Data shown:

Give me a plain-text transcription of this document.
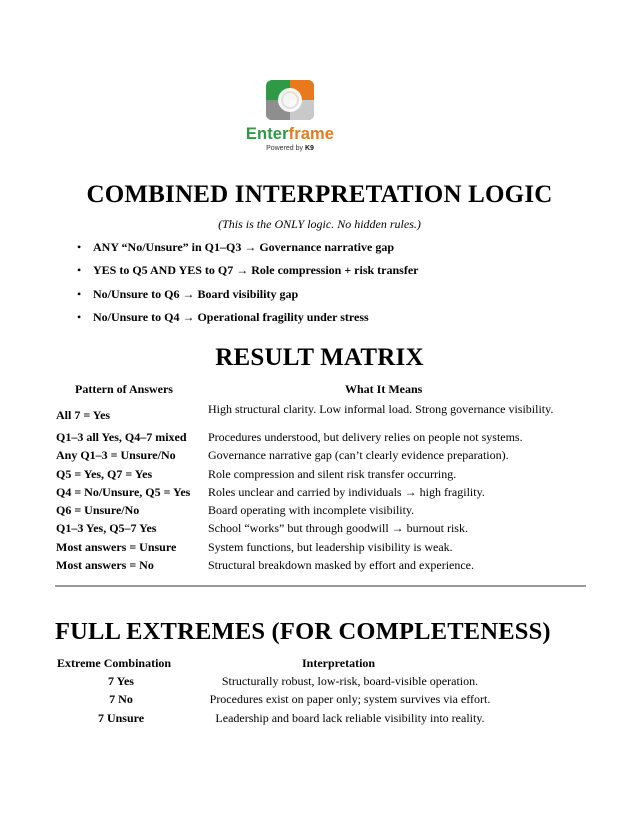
Enterframe
Powered by K9
COMBINED INTERPRETATION LOGIC
(This is the ONLY logic. No hidden rules.)
• ANY “No/Unsure” in Q1–Q3 → Governance narrative gap
• YES to Q5 AND YES to Q7 → Role compression + risk transfer
• No/Unsure to Q6 → Board visibility gap
• No/Unsure to Q4 → Operational fragility under stress
RESULT MATRIX
Pattern of Answers	What It Means
All 7 = Yes	High structural clarity. Low informal load. Strong governance visibility.
Q1–3 all Yes, Q4–7 mixed	Procedures understood, but delivery relies on people not systems.
Any Q1–3 = Unsure/No	Governance narrative gap (can’t clearly evidence preparation).
Q5 = Yes, Q7 = Yes	Role compression and silent risk transfer occurring.
Q4 = No/Unsure, Q5 = Yes	Roles unclear and carried by individuals → high fragility.
Q6 = Unsure/No	Board operating with incomplete visibility.
Q1–3 Yes, Q5–7 Yes	School “works” but through goodwill → burnout risk.
Most answers = Unsure	System functions, but leadership visibility is weak.
Most answers = No	Structural breakdown masked by effort and experience.
FULL EXTREMES (FOR COMPLETENESS)
Extreme Combination	Interpretation
7 Yes	Structurally robust, low-risk, board-visible operation.
7 No	Procedures exist on paper only; system survives via effort.
7 Unsure	Leadership and board lack reliable visibility into reality.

What this task involves:
Go through the material above and count the lines that include "narrative". Give the number alone.

Right answer:
2